■ The exercise ■
Copy all records verbatim.

■ Supplied records ■
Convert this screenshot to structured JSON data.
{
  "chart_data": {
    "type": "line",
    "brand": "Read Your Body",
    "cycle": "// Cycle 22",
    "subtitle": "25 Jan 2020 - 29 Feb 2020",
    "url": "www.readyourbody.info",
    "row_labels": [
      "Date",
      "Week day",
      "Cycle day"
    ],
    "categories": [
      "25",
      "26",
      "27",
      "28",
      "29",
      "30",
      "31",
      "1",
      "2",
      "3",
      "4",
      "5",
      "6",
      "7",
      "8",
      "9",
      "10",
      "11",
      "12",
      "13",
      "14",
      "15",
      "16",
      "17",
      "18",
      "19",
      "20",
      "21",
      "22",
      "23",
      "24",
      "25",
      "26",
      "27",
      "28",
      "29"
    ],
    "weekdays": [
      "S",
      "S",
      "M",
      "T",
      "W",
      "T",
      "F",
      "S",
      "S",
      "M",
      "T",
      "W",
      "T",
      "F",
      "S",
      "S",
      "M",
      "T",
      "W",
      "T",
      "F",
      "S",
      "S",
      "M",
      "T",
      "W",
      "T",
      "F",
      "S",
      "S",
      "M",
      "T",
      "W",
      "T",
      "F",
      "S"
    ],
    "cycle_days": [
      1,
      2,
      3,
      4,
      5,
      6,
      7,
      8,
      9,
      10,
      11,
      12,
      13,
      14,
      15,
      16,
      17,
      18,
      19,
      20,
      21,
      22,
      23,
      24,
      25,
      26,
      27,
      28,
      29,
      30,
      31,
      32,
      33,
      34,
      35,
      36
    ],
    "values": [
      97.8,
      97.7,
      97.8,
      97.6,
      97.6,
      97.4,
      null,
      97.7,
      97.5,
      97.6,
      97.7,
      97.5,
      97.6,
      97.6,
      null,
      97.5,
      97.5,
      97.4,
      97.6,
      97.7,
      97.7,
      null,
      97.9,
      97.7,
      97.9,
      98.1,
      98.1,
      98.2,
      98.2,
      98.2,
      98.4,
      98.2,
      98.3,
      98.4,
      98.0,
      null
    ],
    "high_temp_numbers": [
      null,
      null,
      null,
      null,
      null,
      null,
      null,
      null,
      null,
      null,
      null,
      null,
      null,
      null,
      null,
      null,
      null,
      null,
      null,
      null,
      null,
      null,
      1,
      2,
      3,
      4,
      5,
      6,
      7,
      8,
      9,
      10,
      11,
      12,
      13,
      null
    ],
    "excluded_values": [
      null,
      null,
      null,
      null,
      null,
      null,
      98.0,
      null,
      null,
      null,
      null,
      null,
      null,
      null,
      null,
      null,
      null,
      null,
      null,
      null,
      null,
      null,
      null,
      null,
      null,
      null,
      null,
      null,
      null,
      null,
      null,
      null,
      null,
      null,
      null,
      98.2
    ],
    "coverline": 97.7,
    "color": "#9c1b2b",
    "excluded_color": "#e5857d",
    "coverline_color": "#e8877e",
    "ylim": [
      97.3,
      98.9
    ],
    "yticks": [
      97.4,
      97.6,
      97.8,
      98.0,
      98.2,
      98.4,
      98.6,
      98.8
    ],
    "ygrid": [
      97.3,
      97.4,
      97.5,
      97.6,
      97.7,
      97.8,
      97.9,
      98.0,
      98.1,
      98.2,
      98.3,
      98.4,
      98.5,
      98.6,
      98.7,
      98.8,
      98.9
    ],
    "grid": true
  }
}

■ Reply to the task ■
Convert this screenshot to structured JSON data.
{
  "chart_data": {
    "type": "line",
    "brand": "Read Your Body",
    "cycle": "// Cycle 22",
    "subtitle": "25 Jan 2020 - 29 Feb 2020",
    "url": "www.readyourbody.info",
    "row_labels": [
      "Date",
      "Week day",
      "Cycle day"
    ],
    "categories": [
      "25",
      "26",
      "27",
      "28",
      "29",
      "30",
      "31",
      "1",
      "2",
      "3",
      "4",
      "5",
      "6",
      "7",
      "8",
      "9",
      "10",
      "11",
      "12",
      "13",
      "14",
      "15",
      "16",
      "17",
      "18",
      "19",
      "20",
      "21",
      "22",
      "23",
      "24",
      "25",
      "26",
      "27",
      "28",
      "29"
    ],
    "weekdays": [
      "S",
      "S",
      "M",
      "T",
      "W",
      "T",
      "F",
      "S",
      "S",
      "M",
      "T",
      "W",
      "T",
      "F",
      "S",
      "S",
      "M",
      "T",
      "W",
      "T",
      "F",
      "S",
      "S",
      "M",
      "T",
      "W",
      "T",
      "F",
      "S",
      "S",
      "M",
      "T",
      "W",
      "T",
      "F",
      "S"
    ],
    "cycle_days": [
      1,
      2,
      3,
      4,
      5,
      6,
      7,
      8,
      9,
      10,
      11,
      12,
      13,
      14,
      15,
      16,
      17,
      18,
      19,
      20,
      21,
      22,
      23,
      24,
      25,
      26,
      27,
      28,
      29,
      30,
      31,
      32,
      33,
      34,
      35,
      36
    ],
    "values": [
      97.8,
      97.7,
      97.8,
      97.6,
      97.6,
      97.4,
      null,
      97.7,
      97.5,
      97.6,
      97.7,
      97.5,
      97.6,
      97.6,
      null,
      97.5,
      97.5,
      97.4,
      97.6,
      97.7,
      97.7,
      null,
      97.9,
      97.7,
      97.9,
      98.1,
      98.1,
      98.2,
      98.2,
      98.2,
      98.4,
      98.2,
      98.3,
      98.4,
      98.0,
      null
    ],
    "high_temp_numbers": [
      null,
      null,
      null,
      null,
      null,
      null,
      null,
      null,
      null,
      null,
      null,
      null,
      null,
      null,
      null,
      null,
      null,
      null,
      null,
      null,
      null,
      null,
      1,
      2,
      3,
      4,
      5,
      6,
      7,
      8,
      9,
      10,
      11,
      12,
      13,
      null
    ],
    "excluded_values": [
      null,
      null,
      null,
      null,
      null,
      null,
      98.0,
      null,
      null,
      null,
      null,
      null,
      null,
      null,
      null,
      null,
      null,
      null,
      null,
      null,
      null,
      null,
      null,
      null,
      null,
      null,
      null,
      null,
      null,
      null,
      null,
      null,
      null,
      null,
      null,
      98.2
    ],
    "coverline": 97.7,
    "color": "#9c1b2b",
    "excluded_color": "#e5857d",
    "coverline_color": "#e8877e",
    "ylim": [
      97.3,
      98.9
    ],
    "yticks": [
      97.4,
      97.6,
      97.8,
      98.0,
      98.2,
      98.4,
      98.6,
      98.8
    ],
    "ygrid": [
      97.3,
      97.4,
      97.5,
      97.6,
      97.7,
      97.8,
      97.9,
      98.0,
      98.1,
      98.2,
      98.3,
      98.4,
      98.5,
      98.6,
      98.7,
      98.8,
      98.9
    ],
    "grid": true
  }
}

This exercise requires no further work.